▶ **EXTRACTED INFORMATION**

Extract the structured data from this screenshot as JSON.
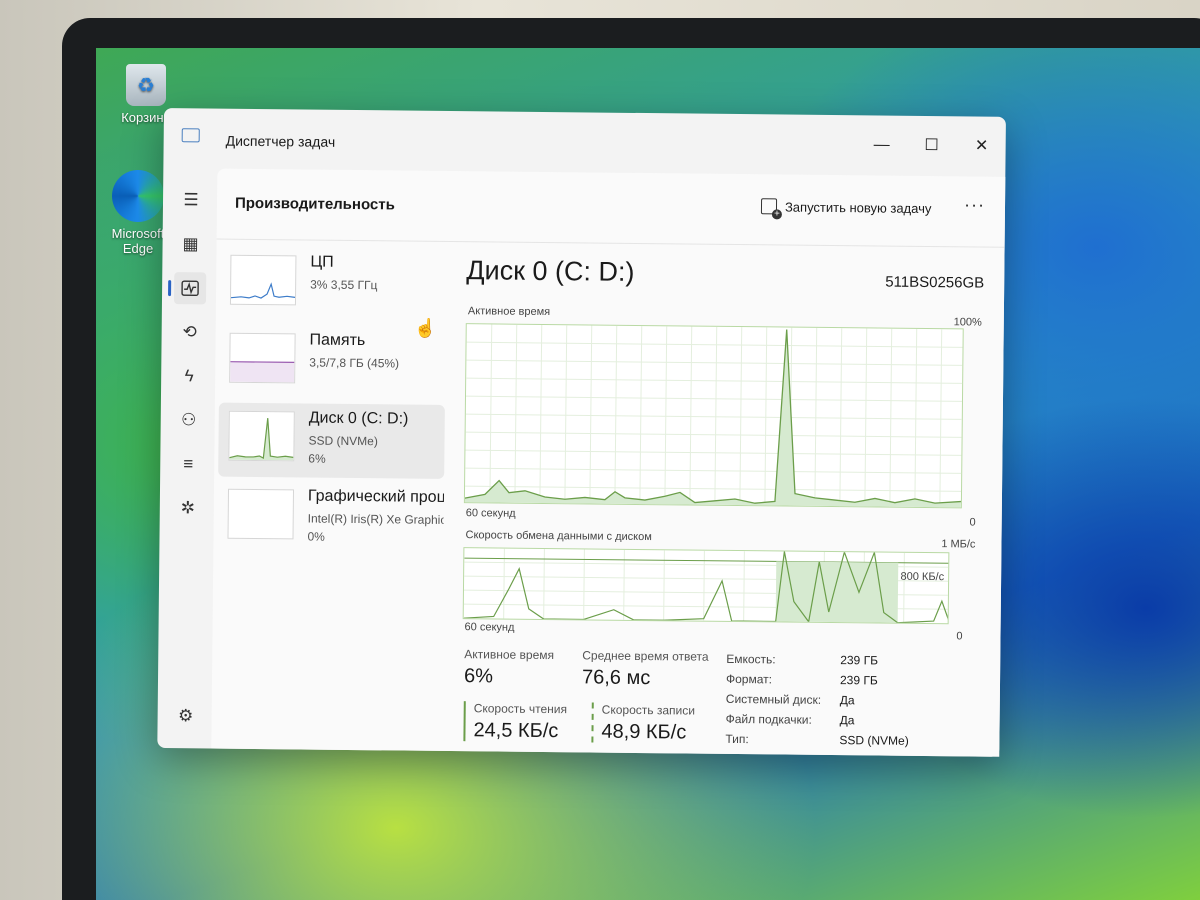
{
  "desktop": {
    "icons": [
      {
        "label": "Корзина"
      },
      {
        "label": "Microsoft Edge"
      }
    ]
  },
  "window": {
    "title": "Диспетчер задач",
    "controls": {
      "minimize": "—",
      "maximize": "☐",
      "close": "✕"
    }
  },
  "nav": {
    "icons": [
      "menu-icon",
      "processes-icon",
      "performance-icon",
      "app-history-icon",
      "startup-apps-icon",
      "users-icon",
      "details-icon",
      "services-icon",
      "settings-icon"
    ]
  },
  "header": {
    "title": "Производительность",
    "run_task": "Запустить новую задачу",
    "more": "···"
  },
  "devices": [
    {
      "name": "ЦП",
      "sub1": "3% 3,55 ГГц",
      "sub2": ""
    },
    {
      "name": "Память",
      "sub1": "3,5/7,8 ГБ (45%)",
      "sub2": ""
    },
    {
      "name": "Диск 0 (C: D:)",
      "sub1": "SSD (NVMe)",
      "sub2": "6%"
    },
    {
      "name": "Графический процессор",
      "sub1": "Intel(R) Iris(R) Xe Graphics",
      "sub2": "0%"
    }
  ],
  "detail": {
    "title": "Диск 0 (C: D:)",
    "model": "511BS0256GB",
    "graph1": {
      "label": "Активное время",
      "max": "100%",
      "time": "60 секунд",
      "min": "0"
    },
    "graph2": {
      "label": "Скорость обмена данными с диском",
      "max": "1 МБ/с",
      "mid": "800 КБ/с",
      "time": "60 секунд",
      "min": "0"
    }
  },
  "stats": {
    "active_time": {
      "label": "Активное время",
      "value": "6%"
    },
    "avg_response": {
      "label": "Среднее время ответа",
      "value": "76,6 мс"
    },
    "read_speed": {
      "label": "Скорость чтения",
      "value": "24,5 КБ/с"
    },
    "write_speed": {
      "label": "Скорость записи",
      "value": "48,9 КБ/с"
    }
  },
  "properties": [
    {
      "key": "Емкость:",
      "value": "239 ГБ"
    },
    {
      "key": "Формат:",
      "value": "239 ГБ"
    },
    {
      "key": "Системный диск:",
      "value": "Да"
    },
    {
      "key": "Файл подкачки:",
      "value": "Да"
    },
    {
      "key": "Тип:",
      "value": "SSD (NVMe)"
    }
  ],
  "colors": {
    "accent": "#2a63c4",
    "graph_line": "#6b9e4a",
    "graph_fill": "#d6ead0"
  }
}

▶ **EXERCISE REQUIREMENTS**
Copy all the data exactly as written, but skip any picture.

▶ **FINISHED EXERCISE**
Extract the structured data from this screenshot as JSON.
{
  "desktop": {
    "icons": [
      {
        "label": "Корзина"
      },
      {
        "label": "Microsoft Edge"
      }
    ]
  },
  "window": {
    "title": "Диспетчер задач",
    "controls": {
      "minimize": "—",
      "maximize": "☐",
      "close": "✕"
    }
  },
  "nav": {
    "icons": [
      "menu-icon",
      "processes-icon",
      "performance-icon",
      "app-history-icon",
      "startup-apps-icon",
      "users-icon",
      "details-icon",
      "services-icon",
      "settings-icon"
    ]
  },
  "header": {
    "title": "Производительность",
    "run_task": "Запустить новую задачу",
    "more": "···"
  },
  "devices": [
    {
      "name": "ЦП",
      "sub1": "3% 3,55 ГГц",
      "sub2": ""
    },
    {
      "name": "Память",
      "sub1": "3,5/7,8 ГБ (45%)",
      "sub2": ""
    },
    {
      "name": "Диск 0 (C: D:)",
      "sub1": "SSD (NVMe)",
      "sub2": "6%"
    },
    {
      "name": "Графический процессор",
      "sub1": "Intel(R) Iris(R) Xe Graphics",
      "sub2": "0%"
    }
  ],
  "detail": {
    "title": "Диск 0 (C: D:)",
    "model": "511BS0256GB",
    "graph1": {
      "label": "Активное время",
      "max": "100%",
      "time": "60 секунд",
      "min": "0"
    },
    "graph2": {
      "label": "Скорость обмена данными с диском",
      "max": "1 МБ/с",
      "mid": "800 КБ/с",
      "time": "60 секунд",
      "min": "0"
    }
  },
  "stats": {
    "active_time": {
      "label": "Активное время",
      "value": "6%"
    },
    "avg_response": {
      "label": "Среднее время ответа",
      "value": "76,6 мс"
    },
    "read_speed": {
      "label": "Скорость чтения",
      "value": "24,5 КБ/с"
    },
    "write_speed": {
      "label": "Скорость записи",
      "value": "48,9 КБ/с"
    }
  },
  "properties": [
    {
      "key": "Емкость:",
      "value": "239 ГБ"
    },
    {
      "key": "Формат:",
      "value": "239 ГБ"
    },
    {
      "key": "Системный диск:",
      "value": "Да"
    },
    {
      "key": "Файл подкачки:",
      "value": "Да"
    },
    {
      "key": "Тип:",
      "value": "SSD (NVMe)"
    }
  ],
  "colors": {
    "accent": "#2a63c4",
    "graph_line": "#6b9e4a",
    "graph_fill": "#d6ead0"
  }
}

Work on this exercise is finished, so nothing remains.